## Work to complete
List every line of the material that contains the string "Disk", matching case exactly.
## START
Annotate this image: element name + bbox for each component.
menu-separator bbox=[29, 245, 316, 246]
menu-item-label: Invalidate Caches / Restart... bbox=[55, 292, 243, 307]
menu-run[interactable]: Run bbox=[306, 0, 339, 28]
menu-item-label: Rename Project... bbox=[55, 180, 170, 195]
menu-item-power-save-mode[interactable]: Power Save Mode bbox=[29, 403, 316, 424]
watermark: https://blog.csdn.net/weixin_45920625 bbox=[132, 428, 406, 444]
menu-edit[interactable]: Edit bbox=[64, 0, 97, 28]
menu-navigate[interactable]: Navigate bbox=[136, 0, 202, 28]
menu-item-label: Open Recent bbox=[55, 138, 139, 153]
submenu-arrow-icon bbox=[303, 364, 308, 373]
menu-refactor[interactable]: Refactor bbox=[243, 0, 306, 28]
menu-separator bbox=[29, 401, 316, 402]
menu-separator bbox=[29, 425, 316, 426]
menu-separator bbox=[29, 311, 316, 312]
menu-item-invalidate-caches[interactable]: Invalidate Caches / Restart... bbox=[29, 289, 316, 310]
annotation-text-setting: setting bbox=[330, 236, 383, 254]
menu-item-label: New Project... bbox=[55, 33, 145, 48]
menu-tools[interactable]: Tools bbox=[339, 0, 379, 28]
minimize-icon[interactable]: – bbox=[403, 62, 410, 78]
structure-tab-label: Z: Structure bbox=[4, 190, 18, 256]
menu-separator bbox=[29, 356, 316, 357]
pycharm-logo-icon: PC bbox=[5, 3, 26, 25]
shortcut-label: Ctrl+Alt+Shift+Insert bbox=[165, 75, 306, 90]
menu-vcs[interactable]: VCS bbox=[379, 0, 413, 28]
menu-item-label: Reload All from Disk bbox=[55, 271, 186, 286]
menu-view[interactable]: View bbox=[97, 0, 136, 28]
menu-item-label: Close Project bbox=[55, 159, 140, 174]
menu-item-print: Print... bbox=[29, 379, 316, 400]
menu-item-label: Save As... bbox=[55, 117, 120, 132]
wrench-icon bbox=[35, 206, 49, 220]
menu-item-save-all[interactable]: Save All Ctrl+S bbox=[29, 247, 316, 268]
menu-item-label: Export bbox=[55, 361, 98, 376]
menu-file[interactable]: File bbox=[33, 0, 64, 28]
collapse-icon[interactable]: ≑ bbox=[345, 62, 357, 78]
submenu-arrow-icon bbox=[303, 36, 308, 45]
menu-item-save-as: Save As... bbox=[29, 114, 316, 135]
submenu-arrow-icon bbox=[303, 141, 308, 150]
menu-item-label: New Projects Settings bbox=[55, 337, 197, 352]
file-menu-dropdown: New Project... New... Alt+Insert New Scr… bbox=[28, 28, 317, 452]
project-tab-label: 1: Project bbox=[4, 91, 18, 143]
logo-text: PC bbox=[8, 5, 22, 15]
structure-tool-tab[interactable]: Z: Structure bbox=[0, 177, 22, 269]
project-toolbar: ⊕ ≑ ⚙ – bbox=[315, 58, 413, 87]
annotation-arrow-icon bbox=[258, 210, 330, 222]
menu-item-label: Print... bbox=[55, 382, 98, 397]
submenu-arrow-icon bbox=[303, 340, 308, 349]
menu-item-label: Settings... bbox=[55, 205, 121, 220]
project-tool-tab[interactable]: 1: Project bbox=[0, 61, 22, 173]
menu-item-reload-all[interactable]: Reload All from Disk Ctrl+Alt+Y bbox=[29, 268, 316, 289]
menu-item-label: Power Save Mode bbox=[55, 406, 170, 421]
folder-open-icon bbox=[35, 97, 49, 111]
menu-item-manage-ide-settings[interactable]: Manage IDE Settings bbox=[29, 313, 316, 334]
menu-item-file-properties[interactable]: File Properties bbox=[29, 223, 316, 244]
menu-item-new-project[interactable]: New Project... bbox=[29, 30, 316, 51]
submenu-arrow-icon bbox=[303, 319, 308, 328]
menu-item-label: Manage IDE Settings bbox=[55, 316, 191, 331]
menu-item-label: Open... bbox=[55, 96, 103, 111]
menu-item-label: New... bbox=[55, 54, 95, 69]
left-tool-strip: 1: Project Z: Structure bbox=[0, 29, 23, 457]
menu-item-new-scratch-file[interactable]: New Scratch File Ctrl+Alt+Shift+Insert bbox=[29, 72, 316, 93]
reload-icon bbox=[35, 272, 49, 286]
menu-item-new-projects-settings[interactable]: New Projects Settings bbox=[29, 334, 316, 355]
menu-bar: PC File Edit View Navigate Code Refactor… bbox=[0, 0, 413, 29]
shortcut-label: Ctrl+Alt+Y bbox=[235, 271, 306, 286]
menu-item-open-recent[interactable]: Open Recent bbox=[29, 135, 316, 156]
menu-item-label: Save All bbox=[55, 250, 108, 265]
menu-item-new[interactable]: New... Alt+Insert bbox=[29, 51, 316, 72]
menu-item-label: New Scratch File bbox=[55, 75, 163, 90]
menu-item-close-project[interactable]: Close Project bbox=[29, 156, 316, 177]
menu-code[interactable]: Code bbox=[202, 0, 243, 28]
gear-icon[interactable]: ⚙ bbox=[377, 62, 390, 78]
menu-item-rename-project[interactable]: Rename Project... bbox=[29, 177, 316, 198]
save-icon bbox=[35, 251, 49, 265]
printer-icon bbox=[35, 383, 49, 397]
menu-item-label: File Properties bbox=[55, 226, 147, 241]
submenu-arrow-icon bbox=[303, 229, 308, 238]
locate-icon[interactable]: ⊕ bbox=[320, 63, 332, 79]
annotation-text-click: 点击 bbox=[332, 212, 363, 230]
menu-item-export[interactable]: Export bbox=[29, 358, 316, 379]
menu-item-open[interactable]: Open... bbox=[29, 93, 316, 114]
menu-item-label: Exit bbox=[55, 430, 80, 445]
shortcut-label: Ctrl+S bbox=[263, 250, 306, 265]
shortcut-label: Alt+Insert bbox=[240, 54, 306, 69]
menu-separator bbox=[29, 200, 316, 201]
## END
## The solution
menu-item-label: Reload All from Disk bbox=[55, 271, 186, 286]
menu-item-reload-all[interactable]: Reload All from Disk Ctrl+Alt+Y bbox=[29, 268, 316, 289]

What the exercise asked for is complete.